— Start MATERIAL FOR THE TASK —
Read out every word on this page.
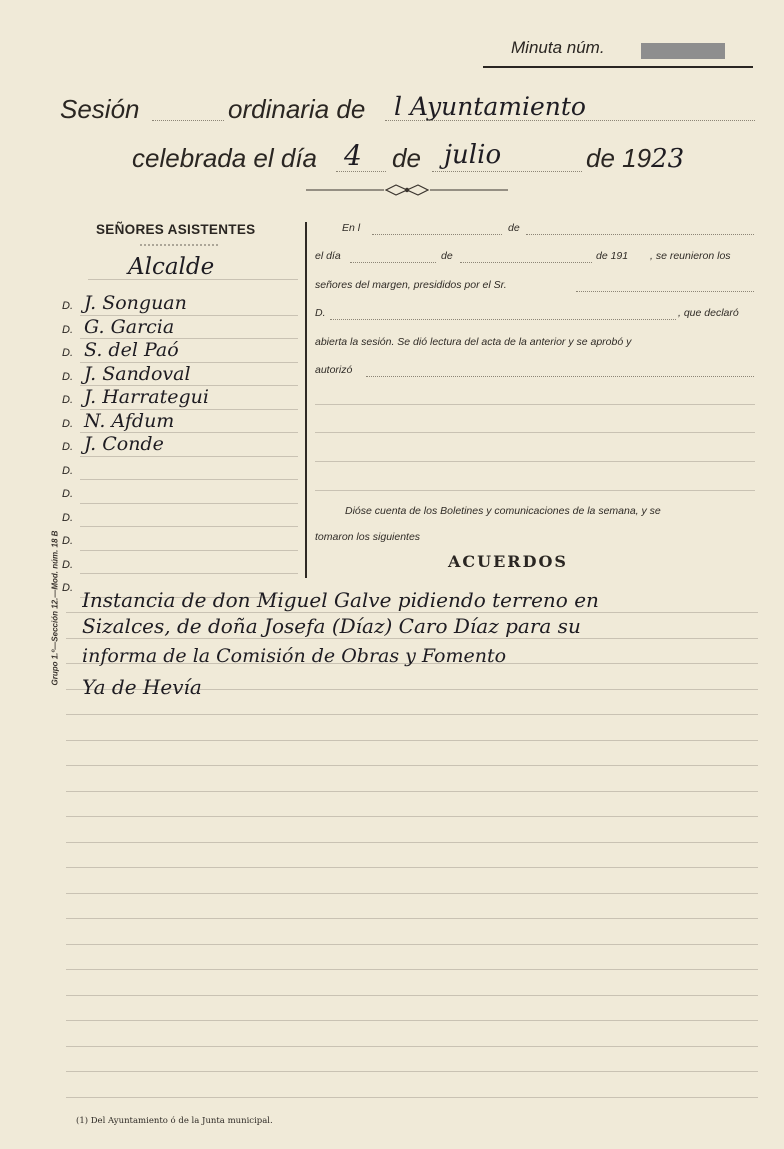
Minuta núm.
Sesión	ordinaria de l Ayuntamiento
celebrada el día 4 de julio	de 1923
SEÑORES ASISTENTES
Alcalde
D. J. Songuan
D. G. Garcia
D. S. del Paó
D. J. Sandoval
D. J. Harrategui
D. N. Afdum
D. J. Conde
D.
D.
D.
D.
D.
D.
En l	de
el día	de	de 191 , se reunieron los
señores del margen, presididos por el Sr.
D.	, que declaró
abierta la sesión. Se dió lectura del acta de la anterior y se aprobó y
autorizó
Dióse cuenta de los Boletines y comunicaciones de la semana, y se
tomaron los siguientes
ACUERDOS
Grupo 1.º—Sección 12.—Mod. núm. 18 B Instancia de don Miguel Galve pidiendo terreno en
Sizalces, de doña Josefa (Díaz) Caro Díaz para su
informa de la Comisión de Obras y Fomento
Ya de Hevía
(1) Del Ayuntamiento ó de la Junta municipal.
— End MATERIAL FOR THE TASK —
— Start MATERIAL FOR THE TASK —
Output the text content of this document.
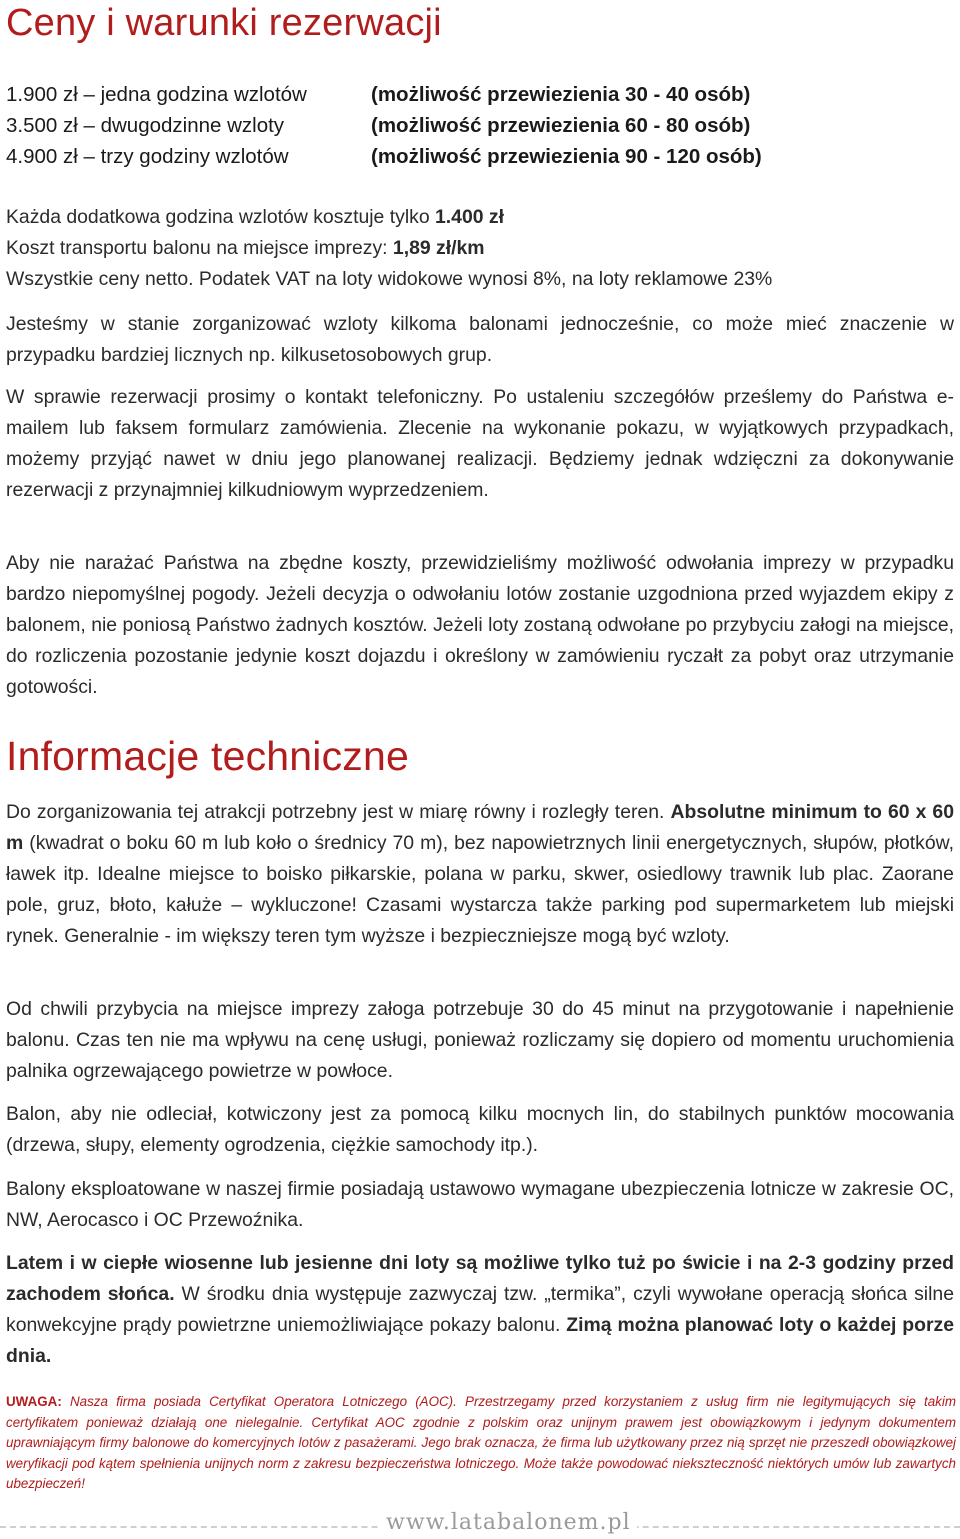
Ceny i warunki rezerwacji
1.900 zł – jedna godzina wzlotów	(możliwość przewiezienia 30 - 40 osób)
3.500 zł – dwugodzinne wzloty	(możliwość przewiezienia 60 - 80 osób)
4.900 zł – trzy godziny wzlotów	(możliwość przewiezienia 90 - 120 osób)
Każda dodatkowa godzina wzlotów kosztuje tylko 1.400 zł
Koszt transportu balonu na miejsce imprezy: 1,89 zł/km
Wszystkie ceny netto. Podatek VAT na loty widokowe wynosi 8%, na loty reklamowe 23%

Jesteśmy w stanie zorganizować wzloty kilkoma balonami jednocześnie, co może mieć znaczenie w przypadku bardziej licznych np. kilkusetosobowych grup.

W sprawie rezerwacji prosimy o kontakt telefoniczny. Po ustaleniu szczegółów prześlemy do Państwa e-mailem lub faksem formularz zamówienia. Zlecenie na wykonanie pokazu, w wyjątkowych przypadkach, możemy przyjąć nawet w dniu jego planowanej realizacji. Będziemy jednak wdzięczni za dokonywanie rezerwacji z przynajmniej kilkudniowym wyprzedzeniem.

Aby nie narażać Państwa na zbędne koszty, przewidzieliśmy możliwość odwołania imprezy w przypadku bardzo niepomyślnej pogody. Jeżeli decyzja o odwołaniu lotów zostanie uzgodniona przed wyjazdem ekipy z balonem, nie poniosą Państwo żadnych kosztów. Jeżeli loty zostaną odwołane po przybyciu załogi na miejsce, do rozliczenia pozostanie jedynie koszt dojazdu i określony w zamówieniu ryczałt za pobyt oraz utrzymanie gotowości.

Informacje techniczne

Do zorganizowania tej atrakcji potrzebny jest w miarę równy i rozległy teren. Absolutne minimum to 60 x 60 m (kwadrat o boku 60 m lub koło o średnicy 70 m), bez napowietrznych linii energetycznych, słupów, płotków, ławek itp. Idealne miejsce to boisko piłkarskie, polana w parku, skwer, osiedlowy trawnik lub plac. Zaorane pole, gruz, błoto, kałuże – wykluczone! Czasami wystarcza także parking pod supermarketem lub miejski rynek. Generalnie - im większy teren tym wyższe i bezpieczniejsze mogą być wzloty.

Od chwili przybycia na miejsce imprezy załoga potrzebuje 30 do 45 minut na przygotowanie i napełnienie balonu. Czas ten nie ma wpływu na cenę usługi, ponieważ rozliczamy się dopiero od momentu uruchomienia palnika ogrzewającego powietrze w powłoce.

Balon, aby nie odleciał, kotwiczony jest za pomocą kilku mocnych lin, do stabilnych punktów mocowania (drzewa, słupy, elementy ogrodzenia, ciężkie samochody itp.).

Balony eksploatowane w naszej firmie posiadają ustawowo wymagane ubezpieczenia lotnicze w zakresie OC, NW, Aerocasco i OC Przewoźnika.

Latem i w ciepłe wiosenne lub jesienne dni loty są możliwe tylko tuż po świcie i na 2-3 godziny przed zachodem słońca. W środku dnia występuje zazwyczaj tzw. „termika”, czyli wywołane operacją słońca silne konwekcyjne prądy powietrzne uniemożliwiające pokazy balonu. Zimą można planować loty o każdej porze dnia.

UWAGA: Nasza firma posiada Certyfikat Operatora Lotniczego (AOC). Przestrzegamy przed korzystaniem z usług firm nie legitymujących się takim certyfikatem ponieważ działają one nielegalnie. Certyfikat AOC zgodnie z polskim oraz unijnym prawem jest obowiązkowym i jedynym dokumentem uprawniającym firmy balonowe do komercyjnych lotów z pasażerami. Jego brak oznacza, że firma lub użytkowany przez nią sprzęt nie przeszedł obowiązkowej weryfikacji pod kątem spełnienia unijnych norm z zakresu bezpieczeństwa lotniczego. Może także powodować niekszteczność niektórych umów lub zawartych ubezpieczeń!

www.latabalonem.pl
— End MATERIAL FOR THE TASK —
— Start MATERIAL FOR THE TASK —
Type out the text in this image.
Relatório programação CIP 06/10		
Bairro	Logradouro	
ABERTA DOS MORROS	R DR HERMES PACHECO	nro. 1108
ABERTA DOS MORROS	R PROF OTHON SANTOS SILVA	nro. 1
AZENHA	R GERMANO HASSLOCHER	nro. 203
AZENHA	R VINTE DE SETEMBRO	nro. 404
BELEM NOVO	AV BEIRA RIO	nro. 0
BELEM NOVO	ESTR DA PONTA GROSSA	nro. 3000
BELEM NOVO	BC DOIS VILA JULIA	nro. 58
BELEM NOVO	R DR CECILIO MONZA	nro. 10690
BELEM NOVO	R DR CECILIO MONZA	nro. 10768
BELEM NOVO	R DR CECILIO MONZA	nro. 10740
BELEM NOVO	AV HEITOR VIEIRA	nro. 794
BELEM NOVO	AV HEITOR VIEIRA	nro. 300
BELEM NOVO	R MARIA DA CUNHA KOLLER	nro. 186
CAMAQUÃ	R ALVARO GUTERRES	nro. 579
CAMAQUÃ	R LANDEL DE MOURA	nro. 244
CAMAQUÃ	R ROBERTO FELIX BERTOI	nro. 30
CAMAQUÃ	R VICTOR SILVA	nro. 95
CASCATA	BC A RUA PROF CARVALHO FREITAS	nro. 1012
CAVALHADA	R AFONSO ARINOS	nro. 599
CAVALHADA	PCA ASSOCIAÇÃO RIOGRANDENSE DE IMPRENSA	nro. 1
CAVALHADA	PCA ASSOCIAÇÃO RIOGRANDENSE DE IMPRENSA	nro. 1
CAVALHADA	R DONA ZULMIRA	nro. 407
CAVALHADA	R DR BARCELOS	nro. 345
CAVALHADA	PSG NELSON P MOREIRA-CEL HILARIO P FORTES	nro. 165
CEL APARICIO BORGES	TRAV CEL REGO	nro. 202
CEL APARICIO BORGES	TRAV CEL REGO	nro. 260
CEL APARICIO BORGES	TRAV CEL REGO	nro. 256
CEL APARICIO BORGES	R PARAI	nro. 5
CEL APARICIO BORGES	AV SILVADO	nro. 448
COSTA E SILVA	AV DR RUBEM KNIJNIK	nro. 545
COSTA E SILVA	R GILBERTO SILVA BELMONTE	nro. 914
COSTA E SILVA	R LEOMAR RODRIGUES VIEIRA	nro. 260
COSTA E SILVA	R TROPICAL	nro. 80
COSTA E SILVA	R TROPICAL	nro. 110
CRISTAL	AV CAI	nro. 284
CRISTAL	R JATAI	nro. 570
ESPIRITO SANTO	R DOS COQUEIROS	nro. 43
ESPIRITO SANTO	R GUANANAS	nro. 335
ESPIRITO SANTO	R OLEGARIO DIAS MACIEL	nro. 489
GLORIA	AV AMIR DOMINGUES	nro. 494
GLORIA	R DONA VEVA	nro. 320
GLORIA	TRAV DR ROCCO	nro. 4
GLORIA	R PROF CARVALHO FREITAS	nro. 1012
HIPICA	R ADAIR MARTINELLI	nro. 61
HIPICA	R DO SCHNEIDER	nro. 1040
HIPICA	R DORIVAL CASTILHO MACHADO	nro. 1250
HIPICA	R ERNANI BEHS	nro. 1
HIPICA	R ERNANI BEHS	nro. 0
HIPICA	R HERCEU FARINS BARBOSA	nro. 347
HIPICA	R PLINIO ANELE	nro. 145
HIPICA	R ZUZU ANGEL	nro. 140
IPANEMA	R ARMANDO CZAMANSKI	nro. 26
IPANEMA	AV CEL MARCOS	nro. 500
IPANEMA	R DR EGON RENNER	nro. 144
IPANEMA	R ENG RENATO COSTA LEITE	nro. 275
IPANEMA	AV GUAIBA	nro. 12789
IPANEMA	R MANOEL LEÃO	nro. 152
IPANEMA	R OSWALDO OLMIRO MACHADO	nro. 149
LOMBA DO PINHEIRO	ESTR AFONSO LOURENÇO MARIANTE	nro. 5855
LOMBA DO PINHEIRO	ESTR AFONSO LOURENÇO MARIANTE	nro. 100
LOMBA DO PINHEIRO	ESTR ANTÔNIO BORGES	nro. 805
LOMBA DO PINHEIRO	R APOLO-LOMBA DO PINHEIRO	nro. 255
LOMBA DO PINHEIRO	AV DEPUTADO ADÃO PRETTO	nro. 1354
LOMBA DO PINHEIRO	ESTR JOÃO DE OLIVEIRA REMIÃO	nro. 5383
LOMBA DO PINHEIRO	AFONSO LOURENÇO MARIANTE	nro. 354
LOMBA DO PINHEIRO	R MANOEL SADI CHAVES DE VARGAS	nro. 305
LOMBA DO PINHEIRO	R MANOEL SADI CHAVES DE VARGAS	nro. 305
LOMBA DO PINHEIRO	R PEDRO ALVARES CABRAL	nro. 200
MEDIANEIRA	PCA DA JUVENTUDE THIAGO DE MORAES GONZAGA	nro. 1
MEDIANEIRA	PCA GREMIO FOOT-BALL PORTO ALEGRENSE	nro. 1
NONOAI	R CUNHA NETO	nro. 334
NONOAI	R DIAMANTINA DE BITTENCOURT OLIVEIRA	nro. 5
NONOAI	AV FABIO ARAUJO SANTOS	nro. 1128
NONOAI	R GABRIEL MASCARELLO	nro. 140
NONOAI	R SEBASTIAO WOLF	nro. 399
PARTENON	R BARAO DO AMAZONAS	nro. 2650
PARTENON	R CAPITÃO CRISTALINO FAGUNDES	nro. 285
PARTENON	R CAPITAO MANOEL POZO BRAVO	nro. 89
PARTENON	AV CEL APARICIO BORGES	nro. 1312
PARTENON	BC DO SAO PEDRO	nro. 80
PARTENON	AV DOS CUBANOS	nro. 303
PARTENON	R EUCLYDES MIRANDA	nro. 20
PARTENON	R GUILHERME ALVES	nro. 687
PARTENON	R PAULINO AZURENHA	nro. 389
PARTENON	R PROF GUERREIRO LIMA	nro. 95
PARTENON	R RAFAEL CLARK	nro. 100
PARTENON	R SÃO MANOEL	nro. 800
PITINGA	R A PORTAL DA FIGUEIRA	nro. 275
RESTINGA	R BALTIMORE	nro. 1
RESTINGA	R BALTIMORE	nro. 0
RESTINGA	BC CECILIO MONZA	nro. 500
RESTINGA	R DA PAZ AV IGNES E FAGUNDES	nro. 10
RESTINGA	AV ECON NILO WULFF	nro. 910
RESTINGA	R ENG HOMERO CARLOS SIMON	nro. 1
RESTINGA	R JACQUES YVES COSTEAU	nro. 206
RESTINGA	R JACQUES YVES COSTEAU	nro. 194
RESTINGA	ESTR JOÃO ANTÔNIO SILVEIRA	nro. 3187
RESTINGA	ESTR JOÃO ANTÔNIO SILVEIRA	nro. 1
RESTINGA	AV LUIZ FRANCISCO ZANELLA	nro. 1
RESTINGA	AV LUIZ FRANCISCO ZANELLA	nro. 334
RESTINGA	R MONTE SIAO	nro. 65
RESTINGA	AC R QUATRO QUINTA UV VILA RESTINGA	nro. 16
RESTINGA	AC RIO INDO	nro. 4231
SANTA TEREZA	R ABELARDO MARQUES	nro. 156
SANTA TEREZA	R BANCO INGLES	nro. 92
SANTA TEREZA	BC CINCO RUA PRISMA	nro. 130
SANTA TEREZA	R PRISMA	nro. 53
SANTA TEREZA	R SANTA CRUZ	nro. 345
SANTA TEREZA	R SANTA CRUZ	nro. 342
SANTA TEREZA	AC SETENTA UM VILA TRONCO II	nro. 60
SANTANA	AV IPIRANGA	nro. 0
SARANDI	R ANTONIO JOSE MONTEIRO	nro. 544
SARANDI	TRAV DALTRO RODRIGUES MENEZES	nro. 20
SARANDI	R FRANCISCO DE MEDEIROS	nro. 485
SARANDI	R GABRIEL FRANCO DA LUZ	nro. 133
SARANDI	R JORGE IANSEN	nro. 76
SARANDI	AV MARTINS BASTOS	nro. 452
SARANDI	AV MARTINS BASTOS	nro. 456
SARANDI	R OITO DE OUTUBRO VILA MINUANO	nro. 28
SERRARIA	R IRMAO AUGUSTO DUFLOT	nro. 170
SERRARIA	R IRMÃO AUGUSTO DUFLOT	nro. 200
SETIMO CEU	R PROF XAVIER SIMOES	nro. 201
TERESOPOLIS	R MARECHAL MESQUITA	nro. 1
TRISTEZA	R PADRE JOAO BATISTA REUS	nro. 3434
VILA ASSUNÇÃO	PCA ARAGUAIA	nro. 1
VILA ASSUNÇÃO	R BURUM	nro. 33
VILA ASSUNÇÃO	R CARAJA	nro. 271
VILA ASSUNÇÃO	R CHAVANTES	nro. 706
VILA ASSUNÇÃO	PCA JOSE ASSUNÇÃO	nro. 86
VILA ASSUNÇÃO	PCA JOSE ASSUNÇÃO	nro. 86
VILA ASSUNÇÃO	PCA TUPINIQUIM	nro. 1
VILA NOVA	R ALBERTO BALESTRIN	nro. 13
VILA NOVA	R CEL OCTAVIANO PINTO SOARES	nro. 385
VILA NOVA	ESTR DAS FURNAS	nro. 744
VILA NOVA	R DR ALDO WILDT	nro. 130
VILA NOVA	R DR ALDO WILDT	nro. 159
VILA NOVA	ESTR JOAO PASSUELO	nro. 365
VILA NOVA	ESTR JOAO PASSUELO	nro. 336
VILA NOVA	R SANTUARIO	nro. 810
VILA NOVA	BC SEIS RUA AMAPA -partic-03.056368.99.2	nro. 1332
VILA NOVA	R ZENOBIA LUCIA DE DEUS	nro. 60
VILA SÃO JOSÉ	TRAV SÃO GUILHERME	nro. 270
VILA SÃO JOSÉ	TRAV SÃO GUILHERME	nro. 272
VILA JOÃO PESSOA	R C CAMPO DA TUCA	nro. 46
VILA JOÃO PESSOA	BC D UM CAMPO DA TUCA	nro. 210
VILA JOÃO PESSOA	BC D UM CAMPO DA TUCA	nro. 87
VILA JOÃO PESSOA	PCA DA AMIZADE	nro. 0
— End MATERIAL FOR THE TASK —
▶ [WHAT YOU HAVE TO DO]
Copy down every line of the material above that includes the string "PEDRO".

▶ [EXPECTED ANSWER]
LOMBA DO PINHEIRO	R PEDRO ALVARES CABRAL	nro. 200
PARTENON	BC DO SAO PEDRO	nro. 80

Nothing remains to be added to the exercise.